§ Problem details:
Search the records for "Призы" and copy each line that holds it.

§ Input for this task:
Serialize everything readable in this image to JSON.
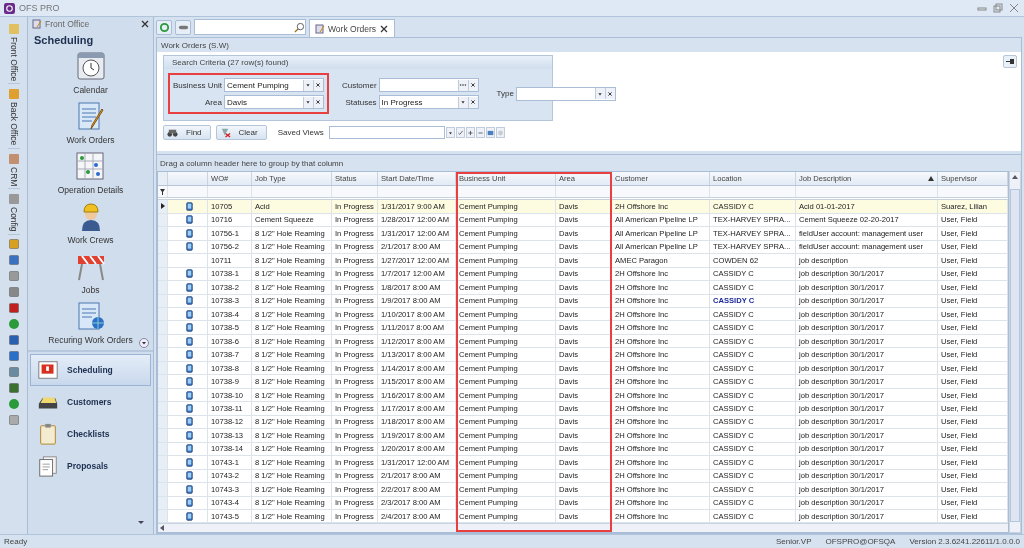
{
  "window": {
    "title": "OFS PRO"
  },
  "nav_strip": {
    "sections": [
      {
        "label": "Front Office"
      },
      {
        "label": "Back Office"
      },
      {
        "label": "CRM"
      },
      {
        "label": "Config"
      }
    ]
  },
  "sidebar": {
    "header": "Front Office",
    "title": "Scheduling",
    "items": [
      {
        "label": "Calendar",
        "kind": "calendar"
      },
      {
        "label": "Work Orders",
        "kind": "orders"
      },
      {
        "label": "Operation Details",
        "kind": "board"
      },
      {
        "label": "Work Crews",
        "kind": "crew"
      },
      {
        "label": "Jobs",
        "kind": "barrier"
      },
      {
        "label": "Recuring Work Orders",
        "kind": "recurring"
      }
    ],
    "modules": [
      {
        "label": "Scheduling",
        "kind": "calendar",
        "selected": true
      },
      {
        "label": "Customers",
        "kind": "box",
        "selected": false
      },
      {
        "label": "Checklists",
        "kind": "clipboard",
        "selected": false
      },
      {
        "label": "Proposals",
        "kind": "papers",
        "selected": false
      }
    ]
  },
  "tabs": [
    {
      "label": "Work Orders",
      "selected": true
    }
  ],
  "panel_title": "Work Orders (S.W)",
  "search_criteria": {
    "title": "Search Criteria (27 row(s) found)",
    "groups": [
      {
        "highlighted": true,
        "fields": [
          {
            "label": "Business Unit",
            "value": "Cement Pumping",
            "kind": "dropdown"
          },
          {
            "label": "Area",
            "value": "Davis",
            "kind": "dropdown"
          }
        ]
      },
      {
        "highlighted": false,
        "fields": [
          {
            "label": "Customer",
            "kind": "lookup"
          },
          {
            "label": "Statuses",
            "value": "In Progress",
            "kind": "dropdown"
          }
        ]
      },
      {
        "highlighted": false,
        "fields": [
          {
            "label": "Type",
            "kind": "dropdown"
          }
        ]
      }
    ]
  },
  "actions": [
    {
      "label": "Find",
      "kind": "find"
    },
    {
      "label": "Clear",
      "kind": "clear"
    }
  ],
  "saved_views": {
    "label": "Saved Views"
  },
  "grid": {
    "group_hint": "Drag a column header here to group by that column",
    "columns": [
      {
        "label": "WO#",
        "highlighted": false,
        "sorted": false
      },
      {
        "label": "Job Type",
        "highlighted": false,
        "sorted": false
      },
      {
        "label": "Status",
        "highlighted": false,
        "sorted": false
      },
      {
        "label": "Start Date/Time",
        "highlighted": false,
        "sorted": false
      },
      {
        "label": "Business Unit",
        "highlighted": true,
        "sorted": false
      },
      {
        "label": "Area",
        "highlighted": true,
        "sorted": false
      },
      {
        "label": "Customer",
        "highlighted": false,
        "sorted": false
      },
      {
        "label": "Location",
        "highlighted": false,
        "sorted": false
      },
      {
        "label": "Job Description",
        "highlighted": false,
        "sorted": true
      },
      {
        "label": "Supervisor",
        "highlighted": false,
        "sorted": false
      }
    ],
    "rows": [
      {
        "selected": true,
        "mobile": true,
        "location_link": false,
        "cells": [
          "10705",
          "Acid",
          "In Progress",
          "1/31/2017 9:00 AM",
          "Cement Pumping",
          "Davis",
          "2H Offshore Inc",
          "CASSIDY C",
          "Acid 01-01-2017",
          "Suarez, Lilian"
        ]
      },
      {
        "selected": false,
        "mobile": true,
        "location_link": false,
        "cells": [
          "10716",
          "Cement Squeeze",
          "In Progress",
          "1/28/2017 12:00 AM",
          "Cement Pumping",
          "Davis",
          "All American Pipeline LP",
          "TEX-HARVEY SPRA...",
          "Cement Squeeze 02-20-2017",
          "User, Field"
        ]
      },
      {
        "selected": false,
        "mobile": true,
        "location_link": false,
        "cells": [
          "10756-1",
          "8 1/2\" Hole Reaming",
          "In Progress",
          "1/31/2017 12:00 AM",
          "Cement Pumping",
          "Davis",
          "All American Pipeline LP",
          "TEX-HARVEY SPRA...",
          "fieldUser account: management user",
          "User, Field"
        ]
      },
      {
        "selected": false,
        "mobile": true,
        "location_link": false,
        "cells": [
          "10756-2",
          "8 1/2\" Hole Reaming",
          "In Progress",
          "2/1/2017 8:00 AM",
          "Cement Pumping",
          "Davis",
          "All American Pipeline LP",
          "TEX-HARVEY SPRA...",
          "fieldUser account: management user",
          "User, Field"
        ]
      },
      {
        "selected": false,
        "mobile": false,
        "location_link": false,
        "cells": [
          "10711",
          "8 1/2\" Hole Reaming",
          "In Progress",
          "1/27/2017 12:00 AM",
          "Cement Pumping",
          "Davis",
          "AMEC Paragon",
          "COWDEN 62",
          "job description",
          "User, Field"
        ]
      },
      {
        "selected": false,
        "mobile": true,
        "location_link": false,
        "cells": [
          "10738-1",
          "8 1/2\" Hole Reaming",
          "In Progress",
          "1/7/2017 12:00 AM",
          "Cement Pumping",
          "Davis",
          "2H Offshore Inc",
          "CASSIDY C",
          "job description 30/1/2017",
          "User, Field"
        ]
      },
      {
        "selected": false,
        "mobile": true,
        "location_link": false,
        "cells": [
          "10738-2",
          "8 1/2\" Hole Reaming",
          "In Progress",
          "1/8/2017 8:00 AM",
          "Cement Pumping",
          "Davis",
          "2H Offshore Inc",
          "CASSIDY C",
          "job description 30/1/2017",
          "User, Field"
        ]
      },
      {
        "selected": false,
        "mobile": true,
        "location_link": true,
        "cells": [
          "10738-3",
          "8 1/2\" Hole Reaming",
          "In Progress",
          "1/9/2017 8:00 AM",
          "Cement Pumping",
          "Davis",
          "2H Offshore Inc",
          "CASSIDY C",
          "job description 30/1/2017",
          "User, Field"
        ]
      },
      {
        "selected": false,
        "mobile": true,
        "location_link": false,
        "cells": [
          "10738-4",
          "8 1/2\" Hole Reaming",
          "In Progress",
          "1/10/2017 8:00 AM",
          "Cement Pumping",
          "Davis",
          "2H Offshore Inc",
          "CASSIDY C",
          "job description 30/1/2017",
          "User, Field"
        ]
      },
      {
        "selected": false,
        "mobile": true,
        "location_link": false,
        "cells": [
          "10738-5",
          "8 1/2\" Hole Reaming",
          "In Progress",
          "1/11/2017 8:00 AM",
          "Cement Pumping",
          "Davis",
          "2H Offshore Inc",
          "CASSIDY C",
          "job description 30/1/2017",
          "User, Field"
        ]
      },
      {
        "selected": false,
        "mobile": true,
        "location_link": false,
        "cells": [
          "10738-6",
          "8 1/2\" Hole Reaming",
          "In Progress",
          "1/12/2017 8:00 AM",
          "Cement Pumping",
          "Davis",
          "2H Offshore Inc",
          "CASSIDY C",
          "job description 30/1/2017",
          "User, Field"
        ]
      },
      {
        "selected": false,
        "mobile": true,
        "location_link": false,
        "cells": [
          "10738-7",
          "8 1/2\" Hole Reaming",
          "In Progress",
          "1/13/2017 8:00 AM",
          "Cement Pumping",
          "Davis",
          "2H Offshore Inc",
          "CASSIDY C",
          "job description 30/1/2017",
          "User, Field"
        ]
      },
      {
        "selected": false,
        "mobile": true,
        "location_link": false,
        "cells": [
          "10738-8",
          "8 1/2\" Hole Reaming",
          "In Progress",
          "1/14/2017 8:00 AM",
          "Cement Pumping",
          "Davis",
          "2H Offshore Inc",
          "CASSIDY C",
          "job description 30/1/2017",
          "User, Field"
        ]
      },
      {
        "selected": false,
        "mobile": true,
        "location_link": false,
        "cells": [
          "10738-9",
          "8 1/2\" Hole Reaming",
          "In Progress",
          "1/15/2017 8:00 AM",
          "Cement Pumping",
          "Davis",
          "2H Offshore Inc",
          "CASSIDY C",
          "job description 30/1/2017",
          "User, Field"
        ]
      },
      {
        "selected": false,
        "mobile": true,
        "location_link": false,
        "cells": [
          "10738-10",
          "8 1/2\" Hole Reaming",
          "In Progress",
          "1/16/2017 8:00 AM",
          "Cement Pumping",
          "Davis",
          "2H Offshore Inc",
          "CASSIDY C",
          "job description 30/1/2017",
          "User, Field"
        ]
      },
      {
        "selected": false,
        "mobile": true,
        "location_link": false,
        "cells": [
          "10738-11",
          "8 1/2\" Hole Reaming",
          "In Progress",
          "1/17/2017 8:00 AM",
          "Cement Pumping",
          "Davis",
          "2H Offshore Inc",
          "CASSIDY C",
          "job description 30/1/2017",
          "User, Field"
        ]
      },
      {
        "selected": false,
        "mobile": true,
        "location_link": false,
        "cells": [
          "10738-12",
          "8 1/2\" Hole Reaming",
          "In Progress",
          "1/18/2017 8:00 AM",
          "Cement Pumping",
          "Davis",
          "2H Offshore Inc",
          "CASSIDY C",
          "job description 30/1/2017",
          "User, Field"
        ]
      },
      {
        "selected": false,
        "mobile": true,
        "location_link": false,
        "cells": [
          "10738-13",
          "8 1/2\" Hole Reaming",
          "In Progress",
          "1/19/2017 8:00 AM",
          "Cement Pumping",
          "Davis",
          "2H Offshore Inc",
          "CASSIDY C",
          "job description 30/1/2017",
          "User, Field"
        ]
      },
      {
        "selected": false,
        "mobile": true,
        "location_link": false,
        "cells": [
          "10738-14",
          "8 1/2\" Hole Reaming",
          "In Progress",
          "1/20/2017 8:00 AM",
          "Cement Pumping",
          "Davis",
          "2H Offshore Inc",
          "CASSIDY C",
          "job description 30/1/2017",
          "User, Field"
        ]
      },
      {
        "selected": false,
        "mobile": true,
        "location_link": false,
        "cells": [
          "10743-1",
          "8 1/2\" Hole Reaming",
          "In Progress",
          "1/31/2017 12:00 AM",
          "Cement Pumping",
          "Davis",
          "2H Offshore Inc",
          "CASSIDY C",
          "job description 30/1/2017",
          "User, Field"
        ]
      },
      {
        "selected": false,
        "mobile": true,
        "location_link": false,
        "cells": [
          "10743-2",
          "8 1/2\" Hole Reaming",
          "In Progress",
          "2/1/2017 8:00 AM",
          "Cement Pumping",
          "Davis",
          "2H Offshore Inc",
          "CASSIDY C",
          "job description 30/1/2017",
          "User, Field"
        ]
      },
      {
        "selected": false,
        "mobile": true,
        "location_link": false,
        "cells": [
          "10743-3",
          "8 1/2\" Hole Reaming",
          "In Progress",
          "2/2/2017 8:00 AM",
          "Cement Pumping",
          "Davis",
          "2H Offshore Inc",
          "CASSIDY C",
          "job description 30/1/2017",
          "User, Field"
        ]
      },
      {
        "selected": false,
        "mobile": true,
        "location_link": false,
        "cells": [
          "10743-4",
          "8 1/2\" Hole Reaming",
          "In Progress",
          "2/3/2017 8:00 AM",
          "Cement Pumping",
          "Davis",
          "2H Offshore Inc",
          "CASSIDY C",
          "job description 30/1/2017",
          "User, Field"
        ]
      },
      {
        "selected": false,
        "mobile": true,
        "location_link": false,
        "cells": [
          "10743-5",
          "8 1/2\" Hole Reaming",
          "In Progress",
          "2/4/2017 8:00 AM",
          "Cement Pumping",
          "Davis",
          "2H Offshore Inc",
          "CASSIDY C",
          "job description 30/1/2017",
          "User, Field"
        ]
      }
    ]
  },
  "status_bar": {
    "status": "Ready",
    "user": "Senior.VP",
    "connection": "OFSPRO@OFSQA",
    "version": "Version 2.3.6241.22611/1.0.0.0"
  }
}
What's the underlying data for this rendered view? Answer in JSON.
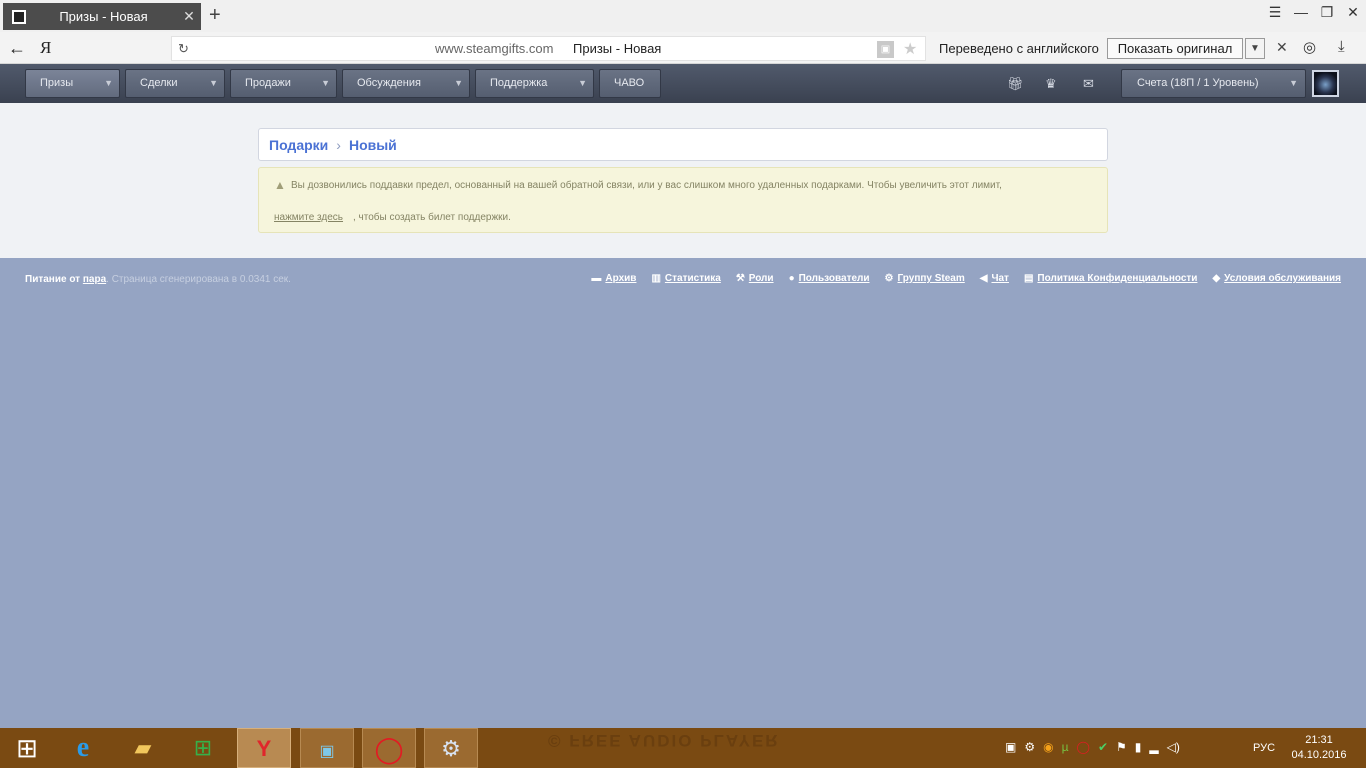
{
  "browser": {
    "tab_title": "Призы - Новая",
    "new_tab": "+",
    "url_host": "www.steamgifts.com",
    "url_title": "Призы - Новая",
    "logo": "Я",
    "translated_text": "Переведено с английского",
    "show_original": "Показать оригинал"
  },
  "nav": {
    "items": [
      {
        "label": "Призы"
      },
      {
        "label": "Сделки"
      },
      {
        "label": "Продажи"
      },
      {
        "label": "Обсуждения"
      },
      {
        "label": "Поддержка"
      },
      {
        "label": "ЧАВО"
      }
    ],
    "account": "Счета (18П / 1 Уровень)",
    "icons": [
      "gift-icon",
      "trophy-icon",
      "mail-icon"
    ]
  },
  "breadcrumb": {
    "root": "Подарки",
    "current": "Новый"
  },
  "notice": {
    "message": "Вы дозвонились поддавки предел, основанный на вашей обратной связи, или у вас слишком много удаленных подарками. Чтобы увеличить этот лимит,",
    "link": "нажмите здесь",
    "rest": ", чтобы создать билет поддержки."
  },
  "footer": {
    "powered_label": "Питание от",
    "powered_link": "пара",
    "generated": ". Страница сгенерирована в 0.0341 сек.",
    "links": [
      "Архив",
      "Статистика",
      "Роли",
      "Пользователи",
      "Группу Steam",
      "Чат",
      "Политика Конфиденциальности",
      "Условия обслуживания"
    ]
  },
  "taskbar": {
    "ghost_text": "© FREE AUDIO PLAYER",
    "lang": "РУС",
    "time": "21:31",
    "date": "04.10.2016"
  }
}
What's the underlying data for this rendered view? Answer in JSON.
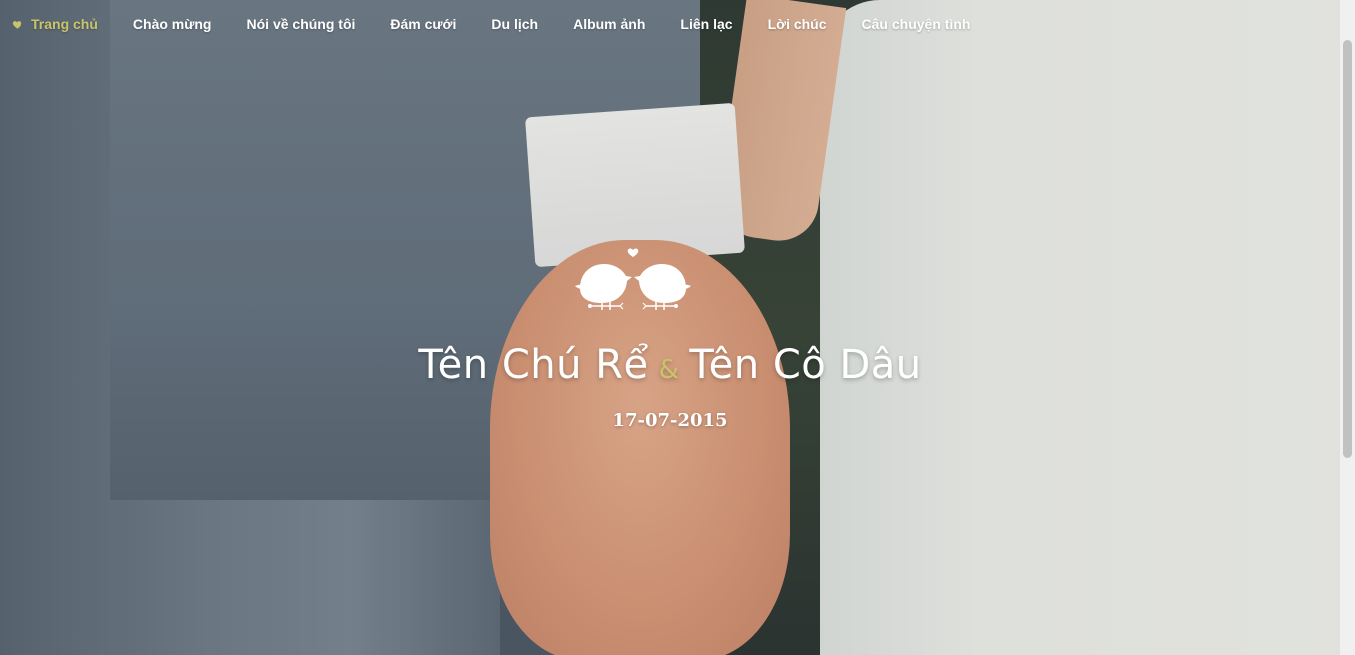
{
  "nav": {
    "items": [
      {
        "label": "Trang chủ",
        "active": true,
        "icon": "heart-icon"
      },
      {
        "label": "Chào mừng",
        "active": false
      },
      {
        "label": "Nói về chúng tôi",
        "active": false
      },
      {
        "label": "Đám cưới",
        "active": false
      },
      {
        "label": "Du lịch",
        "active": false
      },
      {
        "label": "Album ảnh",
        "active": false
      },
      {
        "label": "Liên lạc",
        "active": false
      },
      {
        "label": "Lời chúc",
        "active": false
      },
      {
        "label": "Câu chuyện tình",
        "active": false
      }
    ],
    "active_color": "#c9c46a",
    "text_color": "#ffffff"
  },
  "hero": {
    "emblem_icon": "kissing-birds-icon",
    "groom_name": "Tên Chú Rể",
    "separator": "&",
    "bride_name": "Tên Cô Dâu",
    "date": "17-07-2015"
  }
}
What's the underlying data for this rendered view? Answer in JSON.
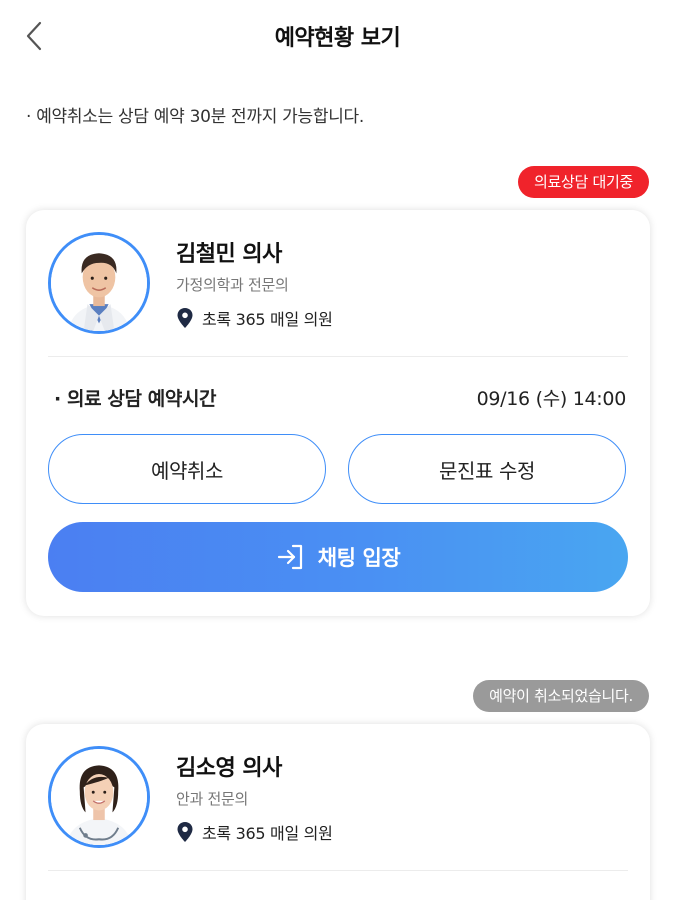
{
  "header": {
    "title": "예약현황 보기",
    "back_icon": "chevron-left-icon"
  },
  "notice": "· 예약취소는 상담 예약 30분 전까지 가능합니다.",
  "colors": {
    "accent": "#3f8ef8",
    "waiting_badge": "#f0232b",
    "cancelled_badge": "#9a9a9a",
    "button_gradient_start": "#4b7ff2",
    "button_gradient_end": "#49a6f1"
  },
  "reservations": [
    {
      "status": "의료상담 대기중",
      "doctor_name": "김철민 의사",
      "department": "가정의학과 전문의",
      "clinic": "초록 365 매일 의원",
      "time_label": "· 의료 상담 예약시간",
      "time_value": "09/16 (수) 14:00",
      "cancel_label": "예약취소",
      "edit_label": "문진표 수정",
      "chat_label": "채팅 입장",
      "chat_icon": "enter-icon",
      "location_icon": "location-pin-icon"
    },
    {
      "status": "예약이 취소되었습니다.",
      "doctor_name": "김소영 의사",
      "department": "안과 전문의",
      "clinic": "초록 365 매일 의원",
      "location_icon": "location-pin-icon"
    }
  ]
}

§ Response to this exercise:
    "tab_title": "Призы - Новая",
    "url_title": "Призы - Новая",
        "label": "Призы"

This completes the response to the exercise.